That seems to be a good idea! I think the proxy logic can be adjusted reducing the minimal execution time of a CFU instruction from 4 cycles down to 3 cycles. I'll have a look at this.

stnolting Oct 2, 2024
Maintainer

An optimized version of the CFU handshake and the CFU proxy is being developed in #1046. 🚀

H1alus · 2024-10-02T19:27:53Z

H1alus
Oct 2, 2024
Author

Damn, impressive work, I scraped something this morning obtaining 3 clock cycles indeed but I think I may have compromised the proxy a bit. Here's the waveform:

The data as you can see is available for 2 clock cycles so I'll have to try this new one you made.

I took a quick dive in to the assembly code from a testbench with 3 sums in C, however the CSR_MCYCLE counts 1 cycle on assembly add instructions while for the RCA with exploited proxy it counted 6 cycles.

I guess the owner of the house knows what's best

4 replies

stnolting Oct 2, 2024
Maintainer

I scraped something this morning obtaining 3 clock cycles indeed

That looks great!

PROVIDED RECORDS
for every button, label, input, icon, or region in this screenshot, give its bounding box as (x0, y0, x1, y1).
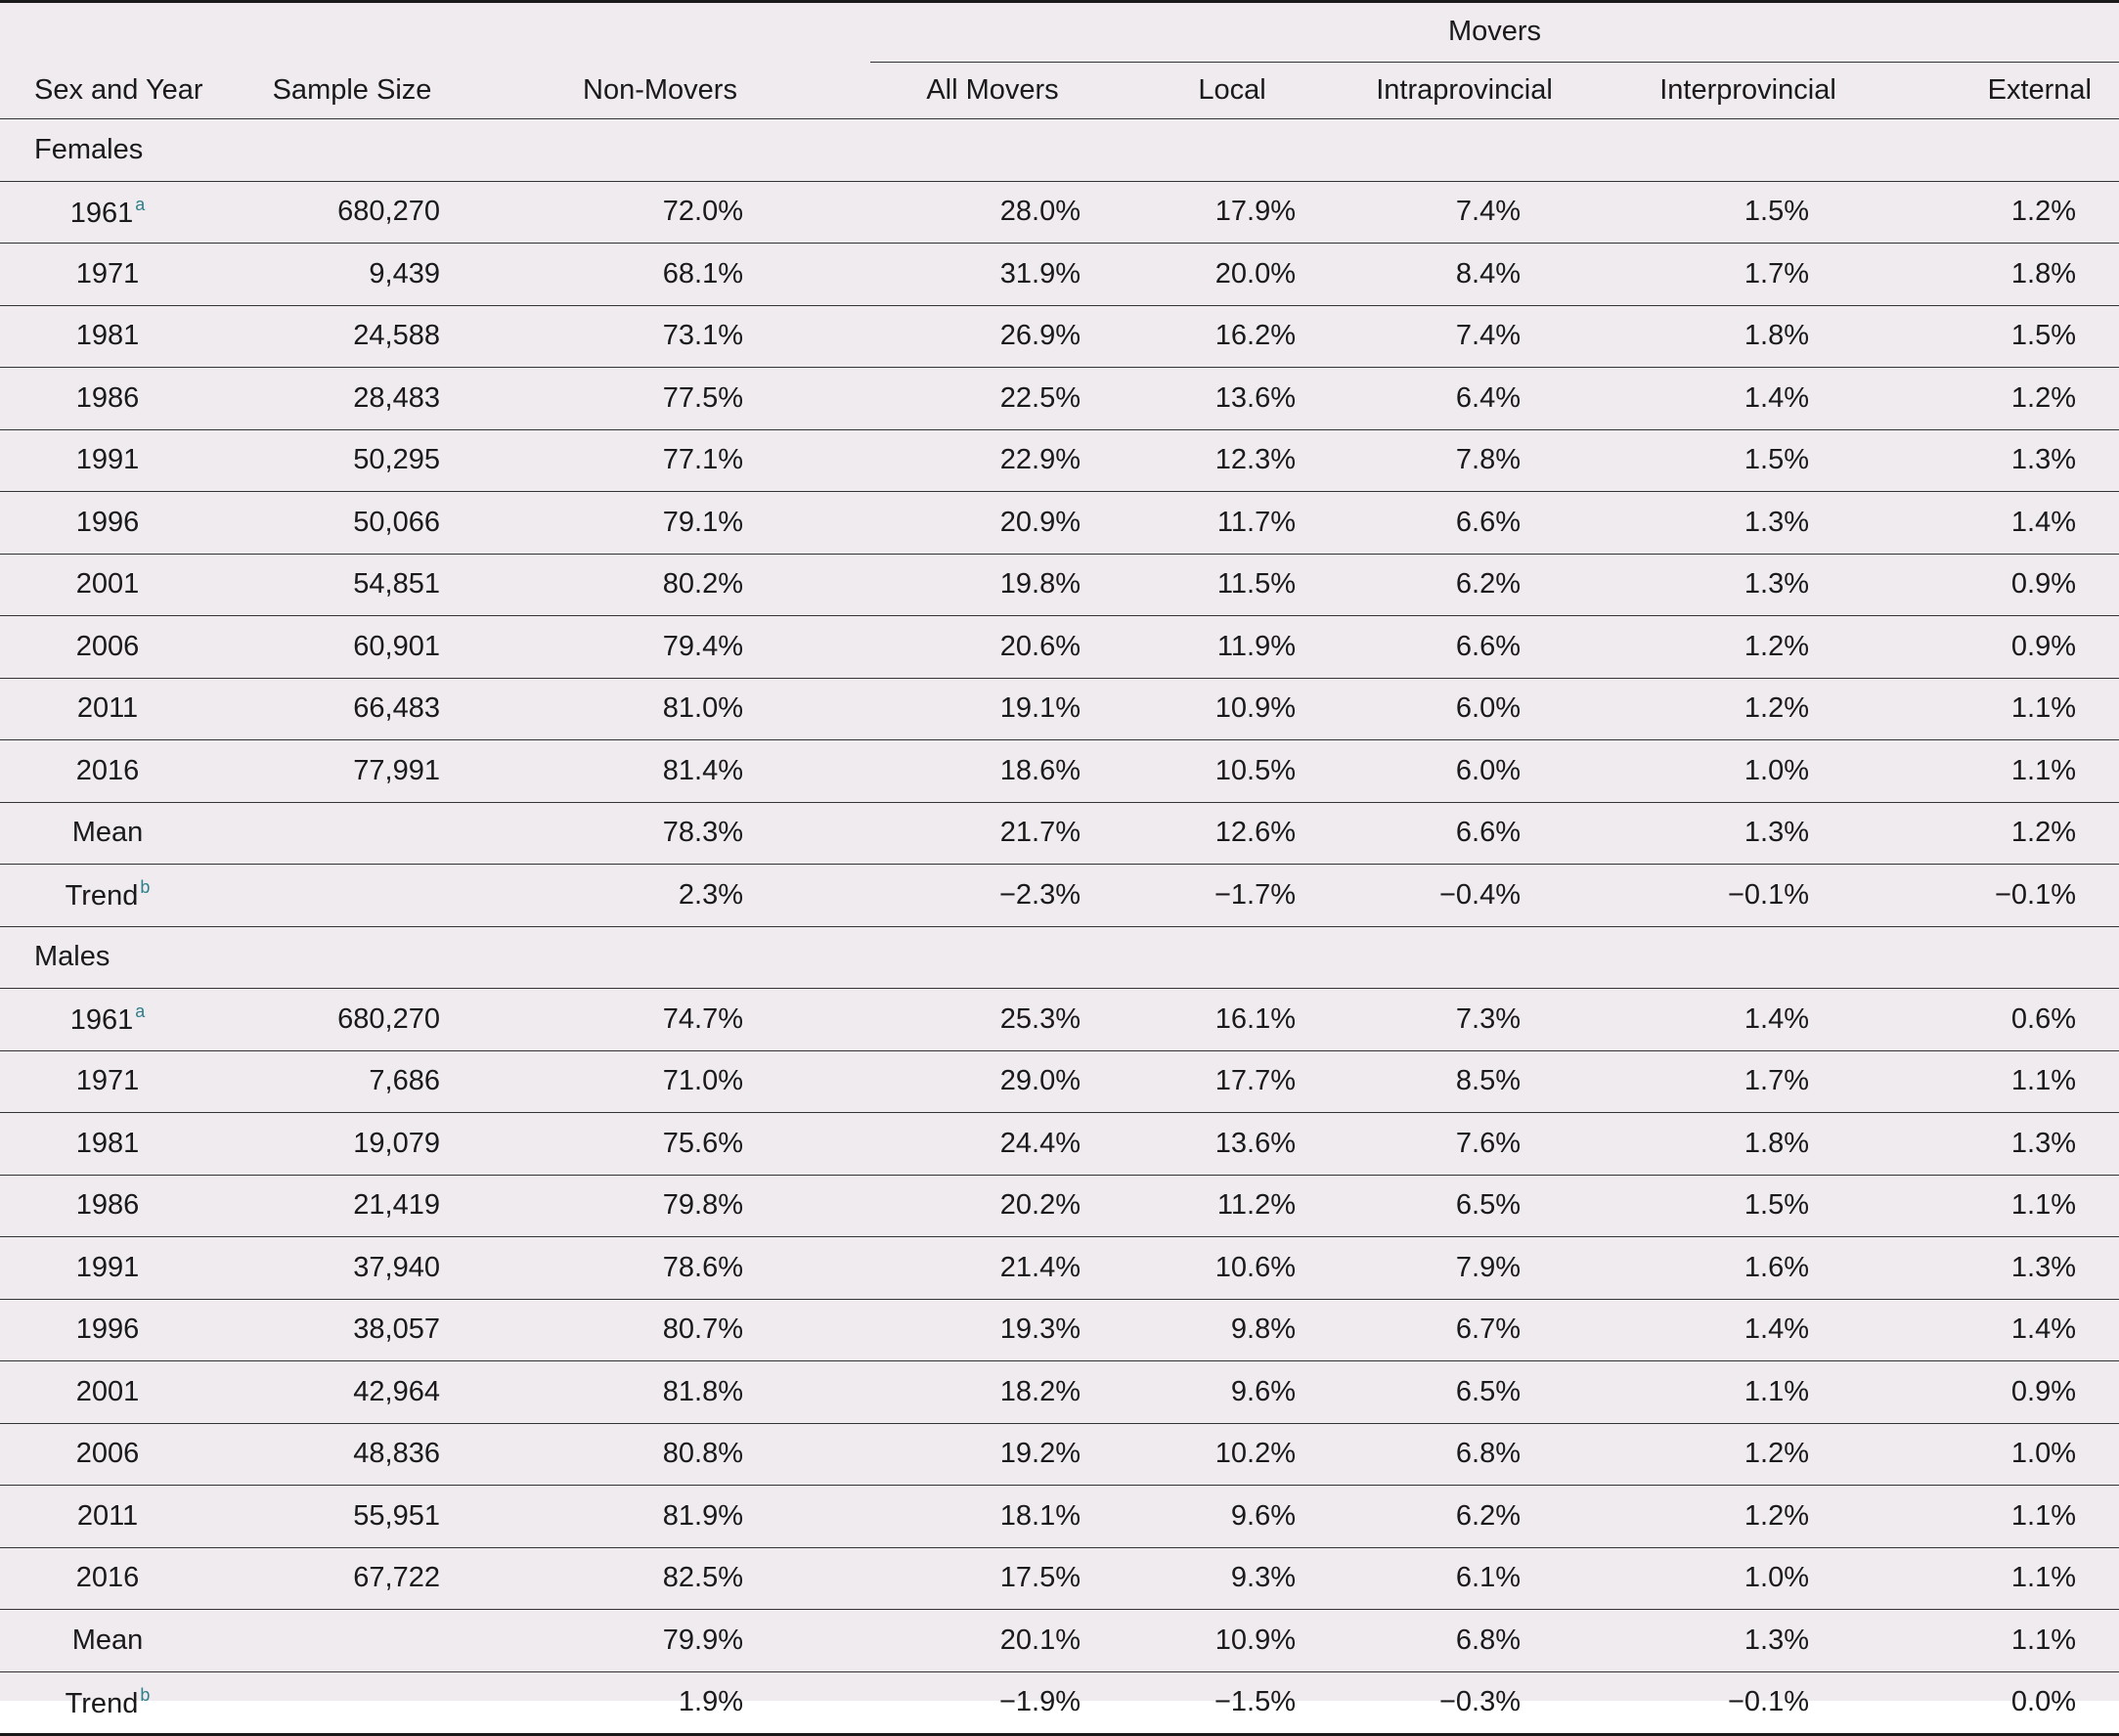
local-cell: 11.2% (1095, 1175, 1330, 1237)
interprovincial-cell: 1.4% (1589, 368, 1897, 430)
sample-size-cell: 24,588 (235, 305, 518, 368)
year-label: Mean (71, 817, 144, 849)
col-header-sample-size: Sample Size (235, 63, 518, 119)
intraprovincial-cell: 6.6% (1330, 802, 1589, 865)
interprovincial-cell: 1.0% (1589, 1547, 1897, 1610)
non-movers-cell: 81.9% (518, 1486, 870, 1548)
table-row (0, 1361, 2119, 1424)
non-movers-cell: 71.0% (518, 1050, 870, 1113)
non-movers-cell: 1.9% (518, 1671, 870, 1735)
year-cell (0, 678, 235, 740)
non-movers-cell: 73.1% (518, 305, 870, 368)
all-movers-cell: 19.3% (870, 1299, 1095, 1361)
local-cell: −1.5% (1095, 1671, 1330, 1735)
sample-size-cell: 28,483 (235, 368, 518, 430)
sample-size-cell: 37,940 (235, 1237, 518, 1300)
table-row (0, 1175, 2119, 1237)
intraprovincial-cell: 6.5% (1330, 1175, 1589, 1237)
intraprovincial-cell: 8.5% (1330, 1050, 1589, 1113)
local-cell: 9.3% (1095, 1547, 1330, 1610)
year-label: 1981 (75, 320, 140, 352)
intraprovincial-cell: 6.7% (1330, 1299, 1589, 1361)
local-cell: 10.2% (1095, 1423, 1330, 1486)
sample-size-cell: 67,722 (235, 1547, 518, 1610)
year-cell (0, 1671, 235, 1735)
year-label: 1971 (75, 257, 140, 289)
year-cell (0, 429, 235, 492)
sample-size-cell: 42,964 (235, 1361, 518, 1424)
all-movers-cell: 18.2% (870, 1361, 1095, 1424)
sample-size-cell: 50,295 (235, 429, 518, 492)
external-cell: 1.1% (1897, 1486, 2119, 1548)
year-label: 1996 (75, 506, 140, 538)
sample-size-cell: 77,991 (235, 740, 518, 803)
col-header-interprovincial: Interprovincial (1589, 63, 1897, 119)
external-cell: 1.1% (1897, 1175, 2119, 1237)
year-label: 1986 (75, 381, 140, 414)
year-label: 2006 (75, 1438, 140, 1470)
year-cell (0, 802, 235, 865)
external-cell: 1.4% (1897, 1299, 2119, 1361)
year-label: 1991 (75, 444, 140, 476)
sample-size-cell: 50,066 (235, 492, 518, 555)
external-cell: 1.1% (1897, 740, 2119, 803)
interprovincial-cell: −0.1% (1589, 1671, 1897, 1735)
sample-size-cell: 9,439 (235, 244, 518, 306)
interprovincial-cell: 1.7% (1589, 1050, 1897, 1113)
intraprovincial-cell: 7.3% (1330, 989, 1589, 1051)
interprovincial-cell: 1.3% (1589, 492, 1897, 555)
year-label: Mean (71, 1624, 144, 1656)
all-movers-cell: 22.5% (870, 368, 1095, 430)
section-row (0, 119, 2119, 182)
footnote-marker[interactable]: a (135, 194, 146, 214)
all-movers-cell: 18.6% (870, 740, 1095, 803)
external-cell: 1.3% (1897, 1237, 2119, 1300)
non-movers-cell: 74.7% (518, 989, 870, 1051)
interprovincial-cell: 1.5% (1589, 429, 1897, 492)
table-row (0, 305, 2119, 368)
col-header-sex-year: Sex and Year (0, 63, 235, 119)
year-label: 2001 (75, 568, 140, 601)
sample-size-cell: 19,079 (235, 1113, 518, 1176)
table-row (0, 181, 2119, 244)
interprovincial-cell: 1.2% (1589, 1486, 1897, 1548)
interprovincial-cell: 1.3% (1589, 802, 1897, 865)
intraprovincial-cell: −0.4% (1330, 865, 1589, 927)
table-row (0, 740, 2119, 803)
local-cell: 11.9% (1095, 616, 1330, 679)
intraprovincial-cell: 7.6% (1330, 1113, 1589, 1176)
non-movers-cell: 78.6% (518, 1237, 870, 1300)
sample-size-cell (235, 1610, 518, 1672)
intraprovincial-cell: 6.8% (1330, 1423, 1589, 1486)
table-row (0, 1237, 2119, 1300)
all-movers-cell: 24.4% (870, 1113, 1095, 1176)
external-cell: 1.2% (1897, 368, 2119, 430)
interprovincial-cell: 1.2% (1589, 678, 1897, 740)
table-row (0, 616, 2119, 679)
year-cell (0, 244, 235, 306)
external-cell: 1.3% (1897, 1113, 2119, 1176)
interprovincial-cell: 1.2% (1589, 616, 1897, 679)
table-row (0, 244, 2119, 306)
intraprovincial-cell: −0.3% (1330, 1671, 1589, 1735)
non-movers-cell: 82.5% (518, 1547, 870, 1610)
non-movers-cell: 78.3% (518, 802, 870, 865)
local-cell: 13.6% (1095, 368, 1330, 430)
interprovincial-cell: 1.1% (1589, 1361, 1897, 1424)
intraprovincial-cell: 7.9% (1330, 1237, 1589, 1300)
all-movers-cell: 19.8% (870, 554, 1095, 616)
year-cell (0, 181, 235, 244)
table-row (0, 802, 2119, 865)
col-header-all-movers: All Movers (870, 63, 1095, 119)
table-row (0, 492, 2119, 555)
footnote-marker[interactable]: b (140, 1684, 151, 1705)
sample-size-cell: 38,057 (235, 1299, 518, 1361)
intraprovincial-cell: 6.2% (1330, 1486, 1589, 1548)
sample-size-cell: 48,836 (235, 1423, 518, 1486)
external-cell: 0.9% (1897, 616, 2119, 679)
sample-size-cell (235, 1671, 518, 1735)
intraprovincial-cell: 7.8% (1330, 429, 1589, 492)
local-cell: 12.6% (1095, 802, 1330, 865)
external-cell: 0.6% (1897, 989, 2119, 1051)
table-body (0, 119, 2119, 1735)
year-label: 2001 (75, 1375, 140, 1407)
year-label: Trend (65, 1687, 139, 1719)
year-cell (0, 616, 235, 679)
all-movers-cell: 19.2% (870, 1423, 1095, 1486)
year-cell (0, 1113, 235, 1176)
local-cell: 16.2% (1095, 305, 1330, 368)
interprovincial-cell: 1.0% (1589, 740, 1897, 803)
interprovincial-cell: 1.5% (1589, 181, 1897, 244)
intraprovincial-cell: 6.8% (1330, 1610, 1589, 1672)
all-movers-cell: 17.5% (870, 1547, 1095, 1610)
non-movers-cell: 80.8% (518, 1423, 870, 1486)
external-cell: 1.0% (1897, 1423, 2119, 1486)
external-cell: 1.8% (1897, 244, 2119, 306)
header-spacer (0, 2, 870, 63)
local-cell: 10.9% (1095, 678, 1330, 740)
year-label: 2011 (76, 692, 139, 725)
non-movers-cell: 77.5% (518, 368, 870, 430)
year-cell (0, 1237, 235, 1300)
sample-size-cell: 66,483 (235, 678, 518, 740)
all-movers-cell: 31.9% (870, 244, 1095, 306)
external-cell: 1.1% (1897, 1050, 2119, 1113)
local-cell: 16.1% (1095, 989, 1330, 1051)
footnote-marker[interactable]: b (140, 877, 151, 898)
interprovincial-cell: 1.2% (1589, 1423, 1897, 1486)
external-cell: 1.1% (1897, 678, 2119, 740)
all-movers-cell: 25.3% (870, 989, 1095, 1051)
sample-size-cell: 54,851 (235, 554, 518, 616)
table-row (0, 554, 2119, 616)
external-cell: 0.9% (1897, 554, 2119, 616)
sample-size-cell (235, 865, 518, 927)
year-cell (0, 989, 235, 1051)
all-movers-cell: 20.6% (870, 616, 1095, 679)
intraprovincial-cell: 6.1% (1330, 1547, 1589, 1610)
external-cell: 0.9% (1897, 1361, 2119, 1424)
non-movers-cell: 79.9% (518, 1610, 870, 1672)
year-label: 1996 (75, 1313, 140, 1346)
interprovincial-cell: 1.6% (1589, 1237, 1897, 1300)
all-movers-cell: −1.9% (870, 1671, 1095, 1735)
local-cell: 10.5% (1095, 740, 1330, 803)
interprovincial-cell: 1.5% (1589, 1175, 1897, 1237)
local-cell: −1.7% (1095, 865, 1330, 927)
year-label: 1981 (75, 1127, 140, 1159)
non-movers-cell: 80.7% (518, 1299, 870, 1361)
all-movers-cell: 19.1% (870, 678, 1095, 740)
external-cell: 0.0% (1897, 1671, 2119, 1735)
sample-size-cell: 21,419 (235, 1175, 518, 1237)
section-row (0, 926, 2119, 989)
all-movers-cell: 20.2% (870, 1175, 1095, 1237)
year-cell (0, 1050, 235, 1113)
table-row (0, 1486, 2119, 1548)
sample-size-cell: 60,901 (235, 616, 518, 679)
col-header-local: Local (1095, 63, 1330, 119)
interprovincial-cell: 1.3% (1589, 554, 1897, 616)
all-movers-cell: 18.1% (870, 1486, 1095, 1548)
year-cell (0, 1175, 235, 1237)
local-cell: 9.6% (1095, 1361, 1330, 1424)
year-label: 1991 (75, 1251, 140, 1283)
interprovincial-cell: 1.8% (1589, 1113, 1897, 1176)
non-movers-cell: 81.4% (518, 740, 870, 803)
all-movers-cell: 21.4% (870, 1237, 1095, 1300)
year-cell (0, 305, 235, 368)
col-header-intraprovincial: Intraprovincial (1330, 63, 1589, 119)
sample-size-cell: 7,686 (235, 1050, 518, 1113)
section-title: Females (0, 119, 2119, 182)
table-row (0, 1547, 2119, 1610)
year-label: Trend (65, 880, 139, 913)
all-movers-cell: −2.3% (870, 865, 1095, 927)
local-cell: 10.6% (1095, 1237, 1330, 1300)
all-movers-cell: 20.1% (870, 1610, 1095, 1672)
col-header-non-movers: Non-Movers (518, 63, 870, 119)
external-cell: 1.2% (1897, 181, 2119, 244)
non-movers-cell: 2.3% (518, 865, 870, 927)
year-cell (0, 1547, 235, 1610)
non-movers-cell: 81.0% (518, 678, 870, 740)
intraprovincial-cell: 6.5% (1330, 1361, 1589, 1424)
year-cell (0, 1486, 235, 1548)
sample-size-cell (235, 802, 518, 865)
year-cell (0, 554, 235, 616)
movers-group-label: Movers (1447, 16, 1542, 47)
table-row (0, 368, 2119, 430)
non-movers-cell: 81.8% (518, 1361, 870, 1424)
sample-size-cell: 680,270 (235, 181, 518, 244)
table-row (0, 1050, 2119, 1113)
interprovincial-cell: 1.4% (1589, 989, 1897, 1051)
all-movers-cell: 21.7% (870, 802, 1095, 865)
intraprovincial-cell: 6.6% (1330, 492, 1589, 555)
external-cell: −0.1% (1897, 865, 2119, 927)
all-movers-cell: 26.9% (870, 305, 1095, 368)
interprovincial-cell: −0.1% (1589, 865, 1897, 927)
year-cell (0, 368, 235, 430)
non-movers-cell: 80.2% (518, 554, 870, 616)
col-header-external: External (1897, 63, 2119, 119)
external-cell: 1.4% (1897, 492, 2119, 555)
external-cell: 1.1% (1897, 1610, 2119, 1672)
sample-size-cell: 55,951 (235, 1486, 518, 1548)
table-row (0, 1113, 2119, 1176)
year-cell (0, 740, 235, 803)
year-label: 1961 (69, 197, 134, 229)
movers-group-header (870, 2, 2119, 63)
table-row (0, 1610, 2119, 1672)
section-title: Males (0, 926, 2119, 989)
table-row (0, 989, 2119, 1051)
local-cell: 11.5% (1095, 554, 1330, 616)
intraprovincial-cell: 6.0% (1330, 740, 1589, 803)
local-cell: 17.9% (1095, 181, 1330, 244)
year-label: 2016 (75, 1562, 140, 1594)
local-cell: 20.0% (1095, 244, 1330, 306)
non-movers-cell: 75.6% (518, 1113, 870, 1176)
external-cell: 1.3% (1897, 429, 2119, 492)
non-movers-cell: 79.1% (518, 492, 870, 555)
non-movers-cell: 68.1% (518, 244, 870, 306)
intraprovincial-cell: 7.4% (1330, 181, 1589, 244)
local-cell: 9.8% (1095, 1299, 1330, 1361)
local-cell: 9.6% (1095, 1486, 1330, 1548)
interprovincial-cell: 1.7% (1589, 244, 1897, 306)
all-movers-cell: 22.9% (870, 429, 1095, 492)
intraprovincial-cell: 7.4% (1330, 305, 1589, 368)
all-movers-cell: 29.0% (870, 1050, 1095, 1113)
intraprovincial-cell: 8.4% (1330, 244, 1589, 306)
year-label: 2006 (75, 630, 140, 662)
year-label: 1986 (75, 1189, 140, 1222)
all-movers-cell: 28.0% (870, 181, 1095, 244)
year-label: 2016 (75, 754, 140, 786)
sample-size-cell: 680,270 (235, 989, 518, 1051)
local-cell: 12.3% (1095, 429, 1330, 492)
table-header (0, 2, 2119, 119)
intraprovincial-cell: 6.2% (1330, 554, 1589, 616)
year-label: 1961 (69, 1004, 134, 1037)
year-cell (0, 1610, 235, 1672)
interprovincial-cell: 1.8% (1589, 305, 1897, 368)
interprovincial-cell: 1.4% (1589, 1299, 1897, 1361)
year-cell (0, 1423, 235, 1486)
table-row (0, 1671, 2119, 1735)
table-row (0, 865, 2119, 927)
table-row (0, 1423, 2119, 1486)
non-movers-cell: 72.0% (518, 181, 870, 244)
local-cell: 10.9% (1095, 1610, 1330, 1672)
all-movers-cell: 20.9% (870, 492, 1095, 555)
non-movers-cell: 79.4% (518, 616, 870, 679)
year-label: 1971 (75, 1065, 140, 1097)
local-cell: 17.7% (1095, 1050, 1330, 1113)
year-label: 2011 (76, 1499, 139, 1532)
external-cell: 1.1% (1897, 1547, 2119, 1610)
interprovincial-cell: 1.3% (1589, 1610, 1897, 1672)
footnote-marker[interactable]: a (135, 1002, 146, 1022)
year-cell (0, 492, 235, 555)
intraprovincial-cell: 6.6% (1330, 616, 1589, 679)
local-cell: 13.6% (1095, 1113, 1330, 1176)
external-cell: 1.2% (1897, 802, 2119, 865)
table-row (0, 429, 2119, 492)
non-movers-cell: 79.8% (518, 1175, 870, 1237)
local-cell: 11.7% (1095, 492, 1330, 555)
intraprovincial-cell: 6.0% (1330, 678, 1589, 740)
year-cell (0, 1361, 235, 1424)
year-cell (0, 1299, 235, 1361)
external-cell: 1.5% (1897, 305, 2119, 368)
non-movers-cell: 77.1% (518, 429, 870, 492)
table-row (0, 678, 2119, 740)
table-row (0, 1299, 2119, 1361)
year-cell (0, 865, 235, 927)
intraprovincial-cell: 6.4% (1330, 368, 1589, 430)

WHAT YOU ARE ASKED TO DO
Rewrite a passage of the thread, beginning at the words "I took a quick" and stopping after "counted 6 cycles.", replacing "testbench" with "test program".

PROBLEM SOLUTION
I took a quick dive in to the assembly code from a test program with 3 sums in C, however the CSR_MCYCLE counts 1 cycle on assembly add instructions while for the RCA with exploited proxy it counted 6 cycles.